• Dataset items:
[START]

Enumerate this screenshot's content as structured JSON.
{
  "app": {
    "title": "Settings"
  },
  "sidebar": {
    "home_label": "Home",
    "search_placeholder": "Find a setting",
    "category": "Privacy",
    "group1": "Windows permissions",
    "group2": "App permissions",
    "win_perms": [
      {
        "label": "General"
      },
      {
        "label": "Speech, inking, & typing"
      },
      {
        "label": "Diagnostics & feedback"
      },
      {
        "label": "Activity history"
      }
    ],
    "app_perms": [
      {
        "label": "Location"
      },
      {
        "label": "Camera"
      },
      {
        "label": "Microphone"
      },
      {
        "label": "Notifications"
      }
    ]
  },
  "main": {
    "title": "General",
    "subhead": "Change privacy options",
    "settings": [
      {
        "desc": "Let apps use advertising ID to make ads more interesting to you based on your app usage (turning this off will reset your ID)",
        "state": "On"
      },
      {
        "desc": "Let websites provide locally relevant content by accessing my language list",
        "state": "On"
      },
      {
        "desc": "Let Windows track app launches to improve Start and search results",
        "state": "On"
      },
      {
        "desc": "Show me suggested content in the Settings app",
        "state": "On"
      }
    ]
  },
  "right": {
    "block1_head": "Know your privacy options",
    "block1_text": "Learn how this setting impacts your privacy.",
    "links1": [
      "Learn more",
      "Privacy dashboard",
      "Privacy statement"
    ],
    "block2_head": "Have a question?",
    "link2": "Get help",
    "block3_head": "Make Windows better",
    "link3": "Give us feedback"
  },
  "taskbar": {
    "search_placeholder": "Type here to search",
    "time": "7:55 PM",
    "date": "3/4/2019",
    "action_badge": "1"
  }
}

[END]

• Exercise:
Copy every line of the records word for word.

• Solution:
Enumerate this screenshot's content as structured JSON.
{
  "app": {
    "title": "Settings"
  },
  "sidebar": {
    "home_label": "Home",
    "search_placeholder": "Find a setting",
    "category": "Privacy",
    "group1": "Windows permissions",
    "group2": "App permissions",
    "win_perms": [
      {
        "label": "General"
      },
      {
        "label": "Speech, inking, & typing"
      },
      {
        "label": "Diagnostics & feedback"
      },
      {
        "label": "Activity history"
      }
    ],
    "app_perms": [
      {
        "label": "Location"
      },
      {
        "label": "Camera"
      },
      {
        "label": "Microphone"
      },
      {
        "label": "Notifications"
      }
    ]
  },
  "main": {
    "title": "General",
    "subhead": "Change privacy options",
    "settings": [
      {
        "desc": "Let apps use advertising ID to make ads more interesting to you based on your app usage (turning this off will reset your ID)",
        "state": "On"
      },
      {
        "desc": "Let websites provide locally relevant content by accessing my language list",
        "state": "On"
      },
      {
        "desc": "Let Windows track app launches to improve Start and search results",
        "state": "On"
      },
      {
        "desc": "Show me suggested content in the Settings app",
        "state": "On"
      }
    ]
  },
  "right": {
    "block1_head": "Know your privacy options",
    "block1_text": "Learn how this setting impacts your privacy.",
    "links1": [
      "Learn more",
      "Privacy dashboard",
      "Privacy statement"
    ],
    "block2_head": "Have a question?",
    "link2": "Get help",
    "block3_head": "Make Windows better",
    "link3": "Give us feedback"
  },
  "taskbar": {
    "search_placeholder": "Type here to search",
    "time": "7:55 PM",
    "date": "3/4/2019",
    "action_badge": "1"
  }
}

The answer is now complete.